STATED PROBLEM:
Reproduce every entry below precisely; do not include the pictures.

(Stored entries)
************
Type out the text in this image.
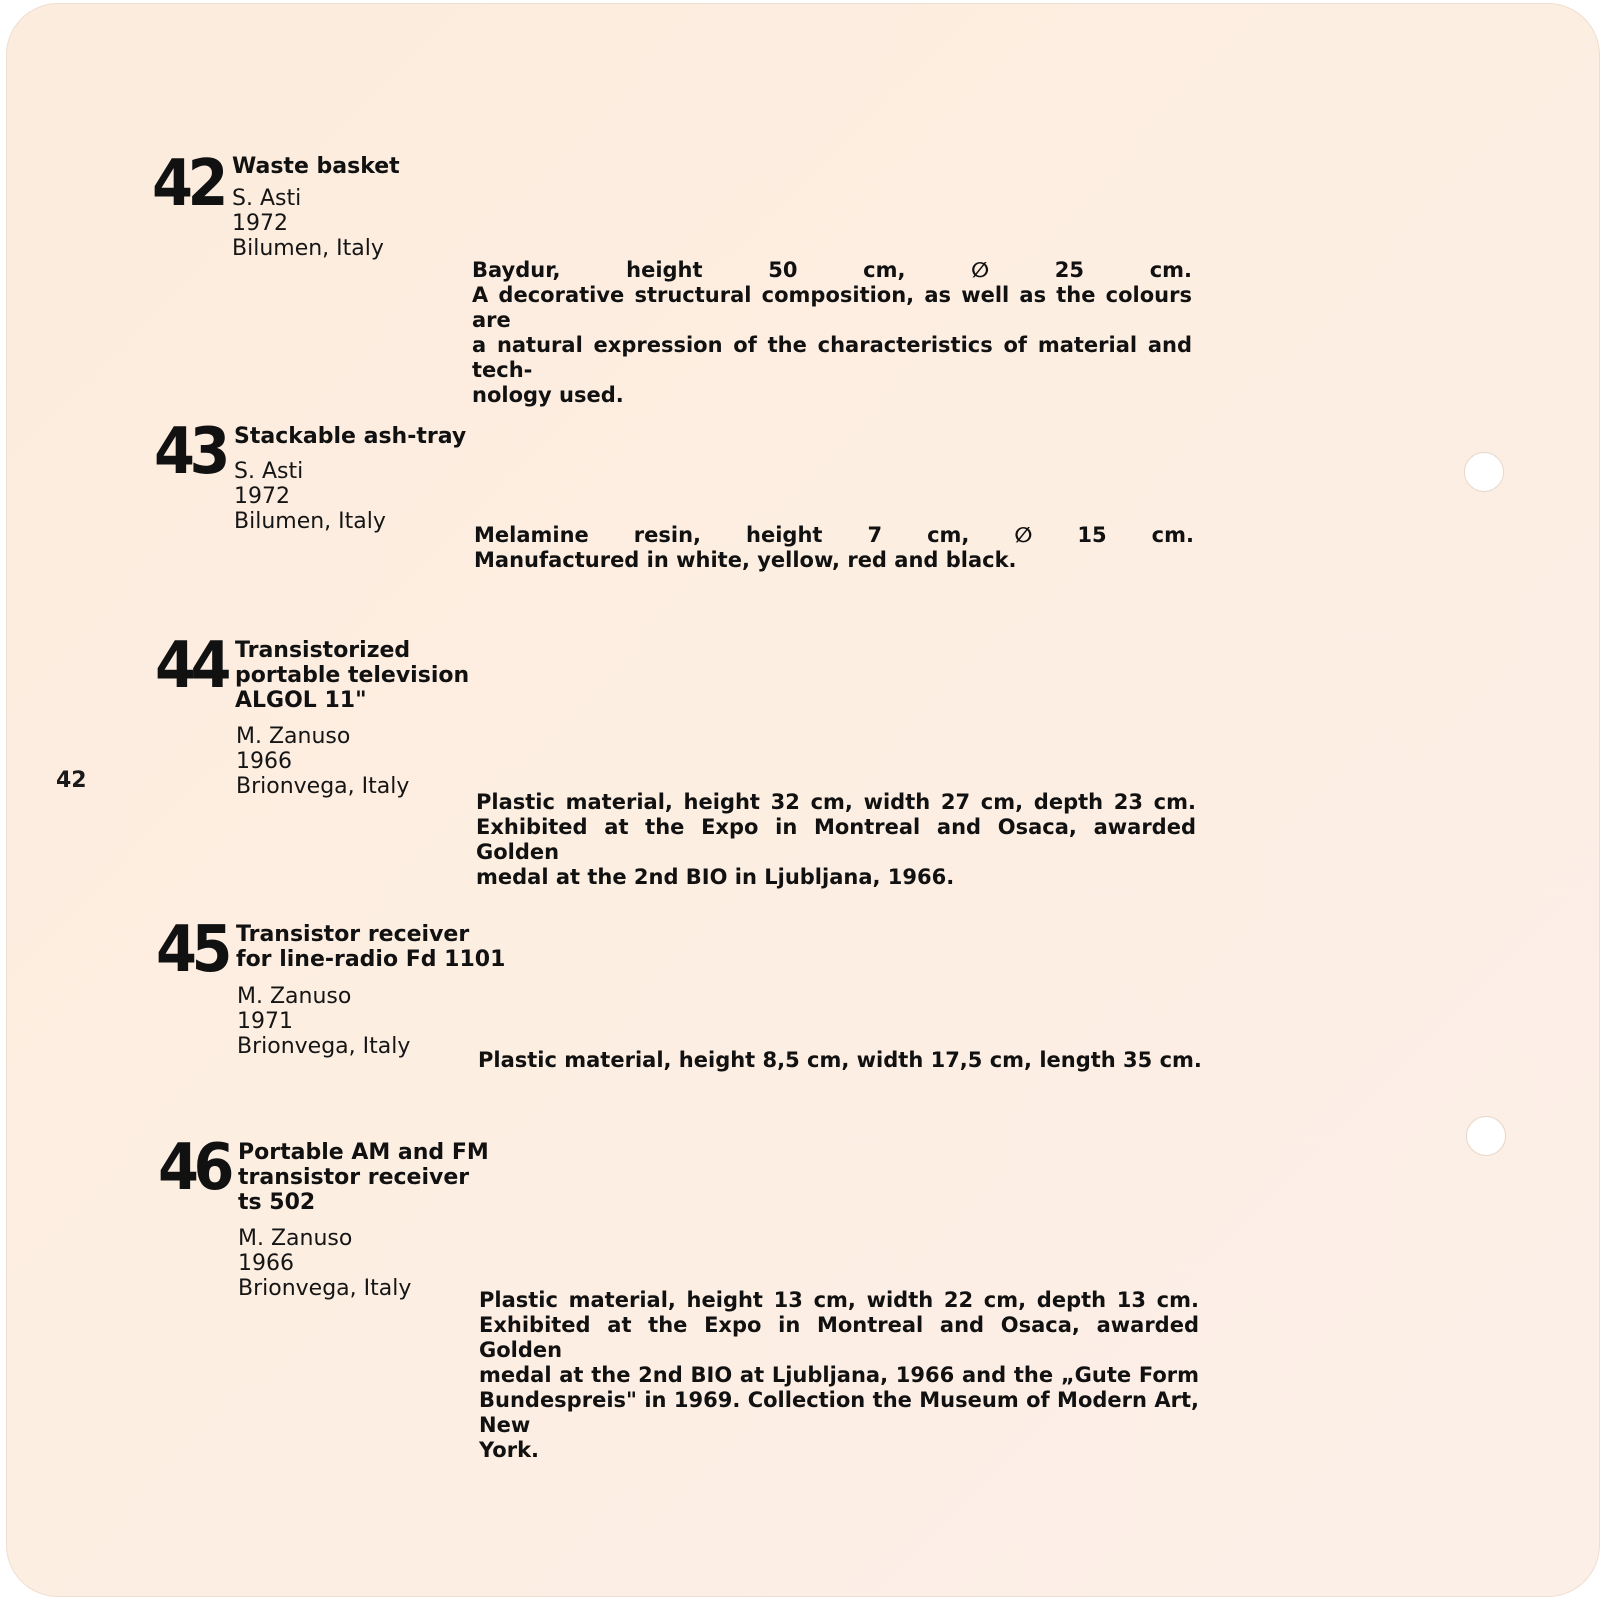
42
42 Waste basket
S. Asti
1972
Bilumen, Italy
Baydur, height 50 cm, ∅ 25 cm.
A decorative structural composition, as well as the colours are
a natural expression of the characteristics of material and tech-
nology used.
43 Stackable ash-tray
S. Asti
1972
Bilumen, Italy
Melamine resin, height 7 cm, ∅ 15 cm.
Manufactured in white, yellow, red and black.
44 Transistorized
portable television
ALGOL 11"
M. Zanuso
1966
Brionvega, Italy
Plastic material, height 32 cm, width 27 cm, depth 23 cm.
Exhibited at the Expo in Montreal and Osaca, awarded Golden
medal at the 2nd BIO in Ljubljana, 1966.
45 Transistor receiver
for line-radio Fd 1101
M. Zanuso
1971
Brionvega, Italy
Plastic material, height 8,5 cm, width 17,5 cm, length 35 cm.
46 Portable AM and FM
transistor receiver
ts 502
M. Zanuso
1966
Brionvega, Italy	Plastic material, height 13 cm, width 22 cm, depth 13 cm.
Exhibited at the Expo in Montreal and Osaca, awarded Golden
medal at the 2nd BIO at Ljubljana, 1966 and the „Gute Form
Bundespreis" in 1969. Collection the Museum of Modern Art, New
York.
************
ANSWER TO THE TASK:
Type out the text in this image.
42
42 Waste basket
S. Asti
1972
Bilumen, Italy
Baydur, height 50 cm, ∅ 25 cm.
A decorative structural composition, as well as the colours are
a natural expression of the characteristics of material and tech-
nology used.
43 Stackable ash-tray
S. Asti
1972
Bilumen, Italy
Melamine resin, height 7 cm, ∅ 15 cm.
Manufactured in white, yellow, red and black.
44 Transistorized
portable television
ALGOL 11"
M. Zanuso
1966
Brionvega, Italy
Plastic material, height 32 cm, width 27 cm, depth 23 cm.
Exhibited at the Expo in Montreal and Osaca, awarded Golden
medal at the 2nd BIO in Ljubljana, 1966.
45 Transistor receiver
for line-radio Fd 1101
M. Zanuso
1971
Brionvega, Italy
Plastic material, height 8,5 cm, width 17,5 cm, length 35 cm.
46 Portable AM and FM
transistor receiver
ts 502
M. Zanuso
1966
Brionvega, Italy	Plastic material, height 13 cm, width 22 cm, depth 13 cm.
Exhibited at the Expo in Montreal and Osaca, awarded Golden
medal at the 2nd BIO at Ljubljana, 1966 and the „Gute Form
Bundespreis" in 1969. Collection the Museum of Modern Art, New
York.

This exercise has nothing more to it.